[Short task]
Below are some entries. Copy each line that holds the string "this".
#### Listed records
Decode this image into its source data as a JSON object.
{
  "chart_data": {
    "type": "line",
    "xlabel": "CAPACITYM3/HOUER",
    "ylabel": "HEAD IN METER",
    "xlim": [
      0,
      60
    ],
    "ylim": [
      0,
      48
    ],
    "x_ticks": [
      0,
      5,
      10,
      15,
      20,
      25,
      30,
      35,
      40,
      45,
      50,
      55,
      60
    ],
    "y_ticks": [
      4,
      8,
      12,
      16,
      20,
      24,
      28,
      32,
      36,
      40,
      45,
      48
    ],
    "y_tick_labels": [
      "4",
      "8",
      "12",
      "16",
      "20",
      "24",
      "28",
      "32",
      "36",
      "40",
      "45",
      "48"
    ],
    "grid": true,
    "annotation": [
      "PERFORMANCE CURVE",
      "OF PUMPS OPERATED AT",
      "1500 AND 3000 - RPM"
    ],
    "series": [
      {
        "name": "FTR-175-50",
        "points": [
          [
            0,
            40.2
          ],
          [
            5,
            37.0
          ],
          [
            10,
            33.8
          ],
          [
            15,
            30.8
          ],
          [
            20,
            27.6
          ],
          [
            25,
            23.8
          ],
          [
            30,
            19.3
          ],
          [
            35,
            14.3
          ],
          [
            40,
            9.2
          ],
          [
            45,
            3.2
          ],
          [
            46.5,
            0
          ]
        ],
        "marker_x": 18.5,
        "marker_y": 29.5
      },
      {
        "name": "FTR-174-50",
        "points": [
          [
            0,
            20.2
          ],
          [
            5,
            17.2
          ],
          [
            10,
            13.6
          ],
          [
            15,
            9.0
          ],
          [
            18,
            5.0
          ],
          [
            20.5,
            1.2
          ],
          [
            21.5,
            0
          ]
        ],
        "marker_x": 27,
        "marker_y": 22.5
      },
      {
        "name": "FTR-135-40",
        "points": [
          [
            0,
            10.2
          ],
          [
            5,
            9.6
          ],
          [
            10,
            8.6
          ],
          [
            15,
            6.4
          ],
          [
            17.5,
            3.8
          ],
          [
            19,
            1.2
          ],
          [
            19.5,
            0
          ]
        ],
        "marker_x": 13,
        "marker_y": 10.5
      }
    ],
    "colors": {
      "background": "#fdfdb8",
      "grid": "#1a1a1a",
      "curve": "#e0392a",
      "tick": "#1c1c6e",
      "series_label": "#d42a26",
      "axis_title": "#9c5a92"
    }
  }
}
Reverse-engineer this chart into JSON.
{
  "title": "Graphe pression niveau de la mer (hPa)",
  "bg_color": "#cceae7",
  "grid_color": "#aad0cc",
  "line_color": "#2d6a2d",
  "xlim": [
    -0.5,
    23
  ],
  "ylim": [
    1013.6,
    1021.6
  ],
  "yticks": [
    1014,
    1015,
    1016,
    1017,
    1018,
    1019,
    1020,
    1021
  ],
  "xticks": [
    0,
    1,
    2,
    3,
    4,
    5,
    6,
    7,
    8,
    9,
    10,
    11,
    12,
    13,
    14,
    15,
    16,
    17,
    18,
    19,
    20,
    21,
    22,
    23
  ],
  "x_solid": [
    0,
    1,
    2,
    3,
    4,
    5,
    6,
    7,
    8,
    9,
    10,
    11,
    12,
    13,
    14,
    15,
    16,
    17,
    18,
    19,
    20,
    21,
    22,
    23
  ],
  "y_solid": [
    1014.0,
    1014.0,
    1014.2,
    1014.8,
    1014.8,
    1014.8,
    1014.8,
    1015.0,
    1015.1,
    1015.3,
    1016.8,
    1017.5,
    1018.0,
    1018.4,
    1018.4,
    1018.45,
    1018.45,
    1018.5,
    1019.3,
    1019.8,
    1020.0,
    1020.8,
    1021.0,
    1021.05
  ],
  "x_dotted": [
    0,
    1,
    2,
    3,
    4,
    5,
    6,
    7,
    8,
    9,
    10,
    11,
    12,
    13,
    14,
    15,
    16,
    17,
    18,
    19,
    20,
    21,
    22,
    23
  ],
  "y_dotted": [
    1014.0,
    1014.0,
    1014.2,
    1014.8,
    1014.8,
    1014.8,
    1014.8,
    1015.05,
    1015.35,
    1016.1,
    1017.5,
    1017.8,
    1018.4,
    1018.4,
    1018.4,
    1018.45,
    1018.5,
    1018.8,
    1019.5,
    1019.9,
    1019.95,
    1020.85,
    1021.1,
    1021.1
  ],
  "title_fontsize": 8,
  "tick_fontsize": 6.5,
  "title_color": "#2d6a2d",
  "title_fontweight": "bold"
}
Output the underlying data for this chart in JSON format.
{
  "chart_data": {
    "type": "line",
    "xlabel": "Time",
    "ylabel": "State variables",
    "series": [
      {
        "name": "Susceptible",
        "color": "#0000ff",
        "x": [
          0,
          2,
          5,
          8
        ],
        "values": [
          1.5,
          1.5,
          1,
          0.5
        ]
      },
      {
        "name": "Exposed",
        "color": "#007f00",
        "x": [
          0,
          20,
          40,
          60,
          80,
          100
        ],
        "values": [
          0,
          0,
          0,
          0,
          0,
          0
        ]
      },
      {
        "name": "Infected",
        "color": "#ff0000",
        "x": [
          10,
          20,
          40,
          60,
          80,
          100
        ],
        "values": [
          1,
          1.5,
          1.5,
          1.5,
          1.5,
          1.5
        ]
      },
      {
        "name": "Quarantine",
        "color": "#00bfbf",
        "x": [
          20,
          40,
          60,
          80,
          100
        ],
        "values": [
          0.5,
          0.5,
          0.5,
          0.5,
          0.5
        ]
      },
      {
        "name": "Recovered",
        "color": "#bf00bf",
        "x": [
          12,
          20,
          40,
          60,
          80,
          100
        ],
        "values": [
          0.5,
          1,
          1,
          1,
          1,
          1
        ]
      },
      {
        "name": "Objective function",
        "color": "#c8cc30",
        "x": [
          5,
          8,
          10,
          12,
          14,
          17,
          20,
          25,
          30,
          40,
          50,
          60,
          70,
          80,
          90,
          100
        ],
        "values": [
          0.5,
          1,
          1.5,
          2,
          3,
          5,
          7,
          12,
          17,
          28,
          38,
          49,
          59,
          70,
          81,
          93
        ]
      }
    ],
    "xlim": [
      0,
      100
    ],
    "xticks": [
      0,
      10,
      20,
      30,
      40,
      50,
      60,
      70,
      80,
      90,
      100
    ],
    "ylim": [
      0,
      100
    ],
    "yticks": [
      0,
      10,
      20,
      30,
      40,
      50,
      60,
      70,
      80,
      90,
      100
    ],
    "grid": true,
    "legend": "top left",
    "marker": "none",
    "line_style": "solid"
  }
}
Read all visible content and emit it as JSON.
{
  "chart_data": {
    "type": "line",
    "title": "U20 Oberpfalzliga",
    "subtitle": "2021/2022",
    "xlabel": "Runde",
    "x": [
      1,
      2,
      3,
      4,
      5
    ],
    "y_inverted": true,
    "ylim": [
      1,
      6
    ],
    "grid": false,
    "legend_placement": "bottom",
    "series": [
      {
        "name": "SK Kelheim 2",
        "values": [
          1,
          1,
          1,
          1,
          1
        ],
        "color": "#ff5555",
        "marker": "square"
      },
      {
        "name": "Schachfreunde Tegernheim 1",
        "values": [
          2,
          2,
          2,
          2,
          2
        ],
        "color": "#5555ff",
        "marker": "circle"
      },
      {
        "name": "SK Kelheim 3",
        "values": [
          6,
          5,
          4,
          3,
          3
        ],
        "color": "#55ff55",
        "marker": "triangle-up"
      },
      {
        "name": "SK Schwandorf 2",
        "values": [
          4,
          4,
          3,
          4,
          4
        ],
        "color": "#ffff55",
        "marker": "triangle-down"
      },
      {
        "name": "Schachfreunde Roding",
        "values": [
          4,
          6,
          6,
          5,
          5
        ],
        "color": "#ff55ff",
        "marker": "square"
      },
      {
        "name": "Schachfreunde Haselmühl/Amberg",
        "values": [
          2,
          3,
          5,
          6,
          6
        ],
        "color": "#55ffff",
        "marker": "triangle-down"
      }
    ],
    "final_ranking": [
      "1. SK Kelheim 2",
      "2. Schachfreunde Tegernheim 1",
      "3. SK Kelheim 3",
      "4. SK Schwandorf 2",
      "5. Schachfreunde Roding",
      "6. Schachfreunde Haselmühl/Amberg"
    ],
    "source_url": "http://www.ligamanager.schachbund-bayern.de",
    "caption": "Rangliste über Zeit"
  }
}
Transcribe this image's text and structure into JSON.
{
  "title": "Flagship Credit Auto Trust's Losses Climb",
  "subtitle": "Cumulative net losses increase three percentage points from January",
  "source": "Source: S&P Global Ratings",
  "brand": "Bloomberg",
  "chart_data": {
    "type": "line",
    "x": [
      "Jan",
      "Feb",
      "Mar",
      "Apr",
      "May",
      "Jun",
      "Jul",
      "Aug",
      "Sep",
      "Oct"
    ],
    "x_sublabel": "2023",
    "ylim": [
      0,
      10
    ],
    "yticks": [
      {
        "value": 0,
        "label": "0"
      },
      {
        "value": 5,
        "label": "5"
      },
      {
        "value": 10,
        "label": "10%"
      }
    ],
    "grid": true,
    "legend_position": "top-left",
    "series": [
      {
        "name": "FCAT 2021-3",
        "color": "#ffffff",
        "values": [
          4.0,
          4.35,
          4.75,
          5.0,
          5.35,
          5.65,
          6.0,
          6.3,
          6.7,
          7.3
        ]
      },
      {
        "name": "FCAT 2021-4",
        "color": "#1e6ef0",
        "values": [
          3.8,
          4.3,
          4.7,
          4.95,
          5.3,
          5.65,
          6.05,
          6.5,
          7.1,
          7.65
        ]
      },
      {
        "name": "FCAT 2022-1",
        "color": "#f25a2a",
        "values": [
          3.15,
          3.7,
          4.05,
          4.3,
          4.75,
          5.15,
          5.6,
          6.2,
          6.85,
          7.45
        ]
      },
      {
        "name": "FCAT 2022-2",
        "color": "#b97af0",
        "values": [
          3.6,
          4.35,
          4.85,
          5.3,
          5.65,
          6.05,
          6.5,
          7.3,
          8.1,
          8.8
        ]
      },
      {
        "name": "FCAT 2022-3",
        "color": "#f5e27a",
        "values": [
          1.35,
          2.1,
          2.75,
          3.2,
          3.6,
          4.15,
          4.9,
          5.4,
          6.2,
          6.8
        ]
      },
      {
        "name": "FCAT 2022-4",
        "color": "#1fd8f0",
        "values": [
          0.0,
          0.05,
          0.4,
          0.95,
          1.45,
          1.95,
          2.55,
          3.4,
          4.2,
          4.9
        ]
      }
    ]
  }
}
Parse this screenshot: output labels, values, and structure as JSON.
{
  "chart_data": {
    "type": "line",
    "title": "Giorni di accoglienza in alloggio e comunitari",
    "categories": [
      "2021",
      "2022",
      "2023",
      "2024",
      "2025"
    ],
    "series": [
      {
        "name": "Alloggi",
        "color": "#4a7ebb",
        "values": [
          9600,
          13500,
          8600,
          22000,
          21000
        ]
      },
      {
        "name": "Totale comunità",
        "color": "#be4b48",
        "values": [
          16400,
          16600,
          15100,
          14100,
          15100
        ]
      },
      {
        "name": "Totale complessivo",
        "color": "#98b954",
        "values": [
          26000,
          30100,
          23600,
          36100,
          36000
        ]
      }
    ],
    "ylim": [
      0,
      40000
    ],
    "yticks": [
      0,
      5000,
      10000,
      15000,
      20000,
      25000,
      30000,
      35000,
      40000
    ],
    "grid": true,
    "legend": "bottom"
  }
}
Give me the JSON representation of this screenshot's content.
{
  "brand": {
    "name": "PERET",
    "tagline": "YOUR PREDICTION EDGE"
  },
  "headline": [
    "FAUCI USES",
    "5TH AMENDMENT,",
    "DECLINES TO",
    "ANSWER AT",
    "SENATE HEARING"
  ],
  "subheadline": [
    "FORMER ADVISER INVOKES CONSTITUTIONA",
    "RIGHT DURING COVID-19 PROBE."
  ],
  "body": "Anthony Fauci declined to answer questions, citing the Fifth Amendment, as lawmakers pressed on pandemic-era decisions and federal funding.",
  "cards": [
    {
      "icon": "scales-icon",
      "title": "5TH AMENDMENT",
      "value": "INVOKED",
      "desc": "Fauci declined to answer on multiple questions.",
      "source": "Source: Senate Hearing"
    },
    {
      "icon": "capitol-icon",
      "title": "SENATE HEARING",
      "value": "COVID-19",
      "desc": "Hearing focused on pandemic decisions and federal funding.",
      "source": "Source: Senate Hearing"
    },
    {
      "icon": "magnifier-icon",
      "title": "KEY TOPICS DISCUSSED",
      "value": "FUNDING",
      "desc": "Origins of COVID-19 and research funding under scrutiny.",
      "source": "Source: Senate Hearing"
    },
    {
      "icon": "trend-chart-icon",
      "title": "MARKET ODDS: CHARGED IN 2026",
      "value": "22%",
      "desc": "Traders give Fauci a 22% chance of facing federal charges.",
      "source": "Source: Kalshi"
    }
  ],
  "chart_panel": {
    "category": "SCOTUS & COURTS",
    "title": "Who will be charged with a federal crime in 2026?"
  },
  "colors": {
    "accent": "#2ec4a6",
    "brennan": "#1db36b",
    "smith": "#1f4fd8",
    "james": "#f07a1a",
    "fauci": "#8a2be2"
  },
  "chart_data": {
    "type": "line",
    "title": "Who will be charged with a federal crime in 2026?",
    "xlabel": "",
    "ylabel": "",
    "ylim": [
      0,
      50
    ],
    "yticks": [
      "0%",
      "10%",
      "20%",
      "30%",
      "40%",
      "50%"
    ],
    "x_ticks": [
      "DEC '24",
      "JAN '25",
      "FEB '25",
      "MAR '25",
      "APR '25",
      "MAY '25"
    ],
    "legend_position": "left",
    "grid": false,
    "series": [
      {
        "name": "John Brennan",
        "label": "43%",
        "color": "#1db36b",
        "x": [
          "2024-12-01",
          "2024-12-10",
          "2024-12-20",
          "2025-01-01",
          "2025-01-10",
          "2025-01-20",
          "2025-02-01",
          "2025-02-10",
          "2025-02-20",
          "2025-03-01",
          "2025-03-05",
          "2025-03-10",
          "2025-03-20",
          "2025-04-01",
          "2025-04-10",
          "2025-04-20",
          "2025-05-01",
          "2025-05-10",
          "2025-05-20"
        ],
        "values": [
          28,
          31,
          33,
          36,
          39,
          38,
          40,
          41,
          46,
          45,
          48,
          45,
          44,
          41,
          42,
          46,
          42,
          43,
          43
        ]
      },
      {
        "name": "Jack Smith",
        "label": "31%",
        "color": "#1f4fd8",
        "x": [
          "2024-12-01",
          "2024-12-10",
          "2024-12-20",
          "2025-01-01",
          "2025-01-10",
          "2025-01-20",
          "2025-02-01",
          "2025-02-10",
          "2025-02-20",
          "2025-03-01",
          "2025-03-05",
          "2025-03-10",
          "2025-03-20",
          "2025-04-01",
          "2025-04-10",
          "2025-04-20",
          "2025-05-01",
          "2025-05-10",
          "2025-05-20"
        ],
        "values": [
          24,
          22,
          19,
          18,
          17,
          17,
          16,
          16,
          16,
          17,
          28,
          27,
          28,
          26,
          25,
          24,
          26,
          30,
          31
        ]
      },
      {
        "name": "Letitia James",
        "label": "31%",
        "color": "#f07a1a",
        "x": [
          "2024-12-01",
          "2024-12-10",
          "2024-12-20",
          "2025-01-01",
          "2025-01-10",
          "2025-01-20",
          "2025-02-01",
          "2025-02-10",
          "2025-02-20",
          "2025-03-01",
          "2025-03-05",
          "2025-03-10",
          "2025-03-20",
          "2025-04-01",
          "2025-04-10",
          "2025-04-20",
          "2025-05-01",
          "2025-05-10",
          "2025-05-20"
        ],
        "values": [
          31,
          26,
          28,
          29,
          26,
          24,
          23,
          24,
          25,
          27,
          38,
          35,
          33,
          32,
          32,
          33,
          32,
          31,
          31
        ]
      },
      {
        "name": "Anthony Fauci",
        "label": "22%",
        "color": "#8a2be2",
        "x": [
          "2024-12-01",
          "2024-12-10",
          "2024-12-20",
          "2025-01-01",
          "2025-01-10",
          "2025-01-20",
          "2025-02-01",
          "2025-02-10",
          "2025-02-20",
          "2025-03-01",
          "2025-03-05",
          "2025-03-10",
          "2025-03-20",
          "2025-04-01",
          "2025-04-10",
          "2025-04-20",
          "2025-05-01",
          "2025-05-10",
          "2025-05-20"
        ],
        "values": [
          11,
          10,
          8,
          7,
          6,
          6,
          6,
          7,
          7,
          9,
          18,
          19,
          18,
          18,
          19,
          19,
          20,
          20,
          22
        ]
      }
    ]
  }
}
########
[The output]
Decode this image into its source data as a JSON object.
Reverse-engineer this chart into JSON.
Output the underlying data for this chart in JSON format.
Transcribe this image's text and structure into JSON.
Parse this screenshot: output labels, values, and structure as JSON.
Give me the JSON representation of this screenshot's content.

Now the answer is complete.